DESCRIPTION OF THE TASK -
Please print every line from the one containing "Convert this screenshot" through the last line of the records below, exactly as written and nothing more.
--- START SUPPLIED MATERIAL ---
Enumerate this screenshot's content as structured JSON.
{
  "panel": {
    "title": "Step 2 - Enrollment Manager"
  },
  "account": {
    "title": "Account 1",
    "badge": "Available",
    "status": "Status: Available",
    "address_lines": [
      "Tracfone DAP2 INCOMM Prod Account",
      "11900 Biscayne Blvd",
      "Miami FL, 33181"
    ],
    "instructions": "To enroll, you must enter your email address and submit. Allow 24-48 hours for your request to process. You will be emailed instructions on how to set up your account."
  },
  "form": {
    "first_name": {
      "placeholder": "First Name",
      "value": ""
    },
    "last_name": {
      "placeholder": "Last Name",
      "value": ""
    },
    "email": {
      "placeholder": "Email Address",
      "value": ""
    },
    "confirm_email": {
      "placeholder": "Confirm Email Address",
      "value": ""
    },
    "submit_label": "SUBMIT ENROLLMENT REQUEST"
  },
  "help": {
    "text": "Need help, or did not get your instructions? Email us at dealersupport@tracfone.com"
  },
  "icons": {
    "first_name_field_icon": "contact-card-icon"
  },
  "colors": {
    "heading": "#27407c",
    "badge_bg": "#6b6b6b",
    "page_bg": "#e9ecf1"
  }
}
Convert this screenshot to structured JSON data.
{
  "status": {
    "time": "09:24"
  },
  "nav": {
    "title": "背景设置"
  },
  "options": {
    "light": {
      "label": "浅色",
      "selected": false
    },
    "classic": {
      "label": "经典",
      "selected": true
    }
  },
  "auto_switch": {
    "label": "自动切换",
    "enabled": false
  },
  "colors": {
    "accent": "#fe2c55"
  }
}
--- END SUPPLIED MATERIAL ---
OUTPUT OF THE EXERCISE -
Convert this screenshot to structured JSON data.
{
  "status": {
    "time": "09:24"
  },
  "nav": {
    "title": "背景设置"
  },
  "options": {
    "light": {
      "label": "浅色",
      "selected": false
    },
    "classic": {
      "label": "经典",
      "selected": true
    }
  },
  "auto_switch": {
    "label": "自动切换",
    "enabled": false
  },
  "colors": {
    "accent": "#fe2c55"
  }
}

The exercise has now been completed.